Exercise aim: Below are records. Count every line containing the word "Transformation" and give the number alone.

(Records from a data collection)
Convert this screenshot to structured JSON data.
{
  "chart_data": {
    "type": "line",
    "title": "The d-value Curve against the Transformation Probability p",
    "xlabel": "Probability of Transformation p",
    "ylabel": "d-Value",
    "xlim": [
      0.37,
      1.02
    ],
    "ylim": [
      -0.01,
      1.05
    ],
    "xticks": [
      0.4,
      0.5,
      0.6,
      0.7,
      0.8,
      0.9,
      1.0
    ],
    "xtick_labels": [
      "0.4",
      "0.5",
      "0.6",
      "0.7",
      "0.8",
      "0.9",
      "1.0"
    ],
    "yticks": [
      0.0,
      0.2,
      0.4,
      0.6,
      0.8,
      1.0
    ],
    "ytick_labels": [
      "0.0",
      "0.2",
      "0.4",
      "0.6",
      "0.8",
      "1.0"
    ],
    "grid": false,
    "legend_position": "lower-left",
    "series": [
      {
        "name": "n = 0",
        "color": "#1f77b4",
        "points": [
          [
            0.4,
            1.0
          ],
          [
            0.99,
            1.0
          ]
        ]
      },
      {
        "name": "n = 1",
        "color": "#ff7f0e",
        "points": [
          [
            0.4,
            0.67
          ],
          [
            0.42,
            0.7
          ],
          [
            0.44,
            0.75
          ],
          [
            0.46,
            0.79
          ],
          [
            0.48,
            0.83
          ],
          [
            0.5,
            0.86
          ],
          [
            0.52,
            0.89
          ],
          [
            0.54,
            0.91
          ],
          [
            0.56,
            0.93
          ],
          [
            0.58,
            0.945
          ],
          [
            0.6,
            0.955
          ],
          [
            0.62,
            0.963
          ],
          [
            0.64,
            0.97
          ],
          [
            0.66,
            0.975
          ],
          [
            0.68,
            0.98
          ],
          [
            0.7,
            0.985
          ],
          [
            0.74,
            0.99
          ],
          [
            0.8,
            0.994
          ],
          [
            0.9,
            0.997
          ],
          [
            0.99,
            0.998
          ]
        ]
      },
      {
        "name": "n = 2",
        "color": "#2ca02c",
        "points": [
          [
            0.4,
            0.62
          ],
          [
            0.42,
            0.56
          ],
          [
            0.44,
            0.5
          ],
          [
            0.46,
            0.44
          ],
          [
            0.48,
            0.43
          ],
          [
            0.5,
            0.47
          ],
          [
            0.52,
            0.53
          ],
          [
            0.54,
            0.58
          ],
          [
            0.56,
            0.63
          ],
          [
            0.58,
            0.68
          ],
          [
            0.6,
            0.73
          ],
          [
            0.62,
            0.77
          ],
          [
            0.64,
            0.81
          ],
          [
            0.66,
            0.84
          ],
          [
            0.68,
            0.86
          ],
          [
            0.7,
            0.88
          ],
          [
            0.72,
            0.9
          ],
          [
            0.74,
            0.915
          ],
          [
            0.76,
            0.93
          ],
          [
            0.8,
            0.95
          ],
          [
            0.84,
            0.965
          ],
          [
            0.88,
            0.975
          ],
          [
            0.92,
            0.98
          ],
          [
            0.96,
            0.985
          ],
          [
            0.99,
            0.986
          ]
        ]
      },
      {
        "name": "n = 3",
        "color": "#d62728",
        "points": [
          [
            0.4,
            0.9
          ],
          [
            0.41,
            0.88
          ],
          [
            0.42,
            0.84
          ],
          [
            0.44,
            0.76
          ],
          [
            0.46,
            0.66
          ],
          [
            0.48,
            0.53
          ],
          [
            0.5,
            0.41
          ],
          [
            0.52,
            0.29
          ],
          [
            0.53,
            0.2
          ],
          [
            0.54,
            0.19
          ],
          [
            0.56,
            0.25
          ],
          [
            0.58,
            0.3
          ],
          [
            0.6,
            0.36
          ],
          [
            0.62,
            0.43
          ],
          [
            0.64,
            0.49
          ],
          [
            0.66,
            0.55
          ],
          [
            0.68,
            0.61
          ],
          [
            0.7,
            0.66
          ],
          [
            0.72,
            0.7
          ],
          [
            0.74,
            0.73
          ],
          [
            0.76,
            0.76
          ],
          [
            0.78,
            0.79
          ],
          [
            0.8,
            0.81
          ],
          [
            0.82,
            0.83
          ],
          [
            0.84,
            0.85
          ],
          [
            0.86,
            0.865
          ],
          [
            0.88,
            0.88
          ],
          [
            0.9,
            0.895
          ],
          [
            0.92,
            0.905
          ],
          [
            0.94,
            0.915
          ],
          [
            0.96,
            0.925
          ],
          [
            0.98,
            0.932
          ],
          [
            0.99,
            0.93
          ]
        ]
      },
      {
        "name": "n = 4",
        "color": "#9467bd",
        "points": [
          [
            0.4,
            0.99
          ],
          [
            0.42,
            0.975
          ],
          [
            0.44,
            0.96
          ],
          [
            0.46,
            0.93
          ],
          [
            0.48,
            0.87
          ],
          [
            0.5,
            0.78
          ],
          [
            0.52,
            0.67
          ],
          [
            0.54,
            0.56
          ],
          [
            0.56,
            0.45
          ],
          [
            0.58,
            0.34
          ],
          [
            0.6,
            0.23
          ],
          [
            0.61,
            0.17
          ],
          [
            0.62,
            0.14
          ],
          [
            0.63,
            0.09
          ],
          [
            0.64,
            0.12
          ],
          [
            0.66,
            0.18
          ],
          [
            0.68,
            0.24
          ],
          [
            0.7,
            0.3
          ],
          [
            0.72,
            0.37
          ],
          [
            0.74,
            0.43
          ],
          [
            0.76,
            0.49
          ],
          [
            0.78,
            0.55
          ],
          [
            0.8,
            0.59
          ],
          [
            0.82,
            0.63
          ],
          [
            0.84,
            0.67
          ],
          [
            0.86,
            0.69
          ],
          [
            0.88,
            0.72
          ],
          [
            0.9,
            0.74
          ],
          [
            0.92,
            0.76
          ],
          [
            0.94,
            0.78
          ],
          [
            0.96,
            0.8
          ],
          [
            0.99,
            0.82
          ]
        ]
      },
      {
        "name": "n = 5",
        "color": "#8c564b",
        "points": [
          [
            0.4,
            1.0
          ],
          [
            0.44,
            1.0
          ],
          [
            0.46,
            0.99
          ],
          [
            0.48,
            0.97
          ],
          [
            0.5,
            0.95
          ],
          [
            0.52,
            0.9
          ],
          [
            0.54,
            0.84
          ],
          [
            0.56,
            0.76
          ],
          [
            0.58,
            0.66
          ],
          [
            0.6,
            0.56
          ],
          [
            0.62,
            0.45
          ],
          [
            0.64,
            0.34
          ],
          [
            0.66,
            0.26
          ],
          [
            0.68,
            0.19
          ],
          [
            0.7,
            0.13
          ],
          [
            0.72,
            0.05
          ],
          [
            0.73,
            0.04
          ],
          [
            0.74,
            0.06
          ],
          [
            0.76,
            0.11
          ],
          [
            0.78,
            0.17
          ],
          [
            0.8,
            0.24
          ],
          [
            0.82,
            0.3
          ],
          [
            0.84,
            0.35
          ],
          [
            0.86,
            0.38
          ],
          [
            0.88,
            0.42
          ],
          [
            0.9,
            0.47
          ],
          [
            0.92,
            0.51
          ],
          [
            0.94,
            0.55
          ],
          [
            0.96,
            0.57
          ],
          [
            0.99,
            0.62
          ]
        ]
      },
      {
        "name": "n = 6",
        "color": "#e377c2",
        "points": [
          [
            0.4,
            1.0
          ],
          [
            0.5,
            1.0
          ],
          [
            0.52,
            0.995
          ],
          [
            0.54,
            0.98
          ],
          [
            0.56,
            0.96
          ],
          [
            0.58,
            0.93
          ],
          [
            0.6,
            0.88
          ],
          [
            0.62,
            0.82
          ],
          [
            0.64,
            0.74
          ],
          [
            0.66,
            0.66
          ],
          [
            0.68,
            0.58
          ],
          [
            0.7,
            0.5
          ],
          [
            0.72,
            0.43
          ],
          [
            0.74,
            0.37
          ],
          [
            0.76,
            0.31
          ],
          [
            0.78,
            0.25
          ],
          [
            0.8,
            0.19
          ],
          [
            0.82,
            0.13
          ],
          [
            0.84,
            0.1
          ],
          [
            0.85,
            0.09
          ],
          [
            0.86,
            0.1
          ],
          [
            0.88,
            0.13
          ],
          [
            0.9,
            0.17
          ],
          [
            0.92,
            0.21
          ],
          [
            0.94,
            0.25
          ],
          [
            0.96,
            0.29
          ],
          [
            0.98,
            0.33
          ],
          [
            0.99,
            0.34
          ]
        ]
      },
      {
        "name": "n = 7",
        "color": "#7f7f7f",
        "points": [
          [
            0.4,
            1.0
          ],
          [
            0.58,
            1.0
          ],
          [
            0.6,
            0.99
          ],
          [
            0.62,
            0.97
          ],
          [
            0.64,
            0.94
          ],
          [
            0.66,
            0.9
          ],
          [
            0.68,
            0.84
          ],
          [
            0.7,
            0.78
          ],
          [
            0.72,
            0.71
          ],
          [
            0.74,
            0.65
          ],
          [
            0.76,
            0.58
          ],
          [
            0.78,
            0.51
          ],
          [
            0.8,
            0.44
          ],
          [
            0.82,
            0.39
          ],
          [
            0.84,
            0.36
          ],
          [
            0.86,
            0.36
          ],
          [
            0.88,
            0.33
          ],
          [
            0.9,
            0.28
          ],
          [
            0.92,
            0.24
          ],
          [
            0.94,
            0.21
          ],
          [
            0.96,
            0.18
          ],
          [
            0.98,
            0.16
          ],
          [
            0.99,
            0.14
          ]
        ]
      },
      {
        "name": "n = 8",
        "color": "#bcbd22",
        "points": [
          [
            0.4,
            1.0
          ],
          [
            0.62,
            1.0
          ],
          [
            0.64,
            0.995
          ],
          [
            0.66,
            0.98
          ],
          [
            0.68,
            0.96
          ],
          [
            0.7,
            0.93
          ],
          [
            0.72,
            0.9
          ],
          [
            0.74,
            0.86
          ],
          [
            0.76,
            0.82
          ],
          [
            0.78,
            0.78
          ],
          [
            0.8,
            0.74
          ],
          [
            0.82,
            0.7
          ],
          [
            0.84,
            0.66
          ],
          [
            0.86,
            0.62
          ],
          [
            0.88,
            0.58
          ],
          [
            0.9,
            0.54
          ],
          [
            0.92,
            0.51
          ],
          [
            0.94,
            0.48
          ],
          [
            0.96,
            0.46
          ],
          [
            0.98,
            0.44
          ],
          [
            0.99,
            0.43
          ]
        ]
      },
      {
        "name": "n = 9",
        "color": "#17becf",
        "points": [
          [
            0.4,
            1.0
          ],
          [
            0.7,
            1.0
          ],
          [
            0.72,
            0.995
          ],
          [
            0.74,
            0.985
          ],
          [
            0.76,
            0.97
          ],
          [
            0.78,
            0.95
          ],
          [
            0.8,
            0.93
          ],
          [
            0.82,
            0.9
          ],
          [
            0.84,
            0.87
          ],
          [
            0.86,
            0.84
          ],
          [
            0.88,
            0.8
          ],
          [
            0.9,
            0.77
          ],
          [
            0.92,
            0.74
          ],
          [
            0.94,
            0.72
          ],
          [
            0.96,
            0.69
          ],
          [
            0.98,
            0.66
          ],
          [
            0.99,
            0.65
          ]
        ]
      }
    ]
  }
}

Response: 2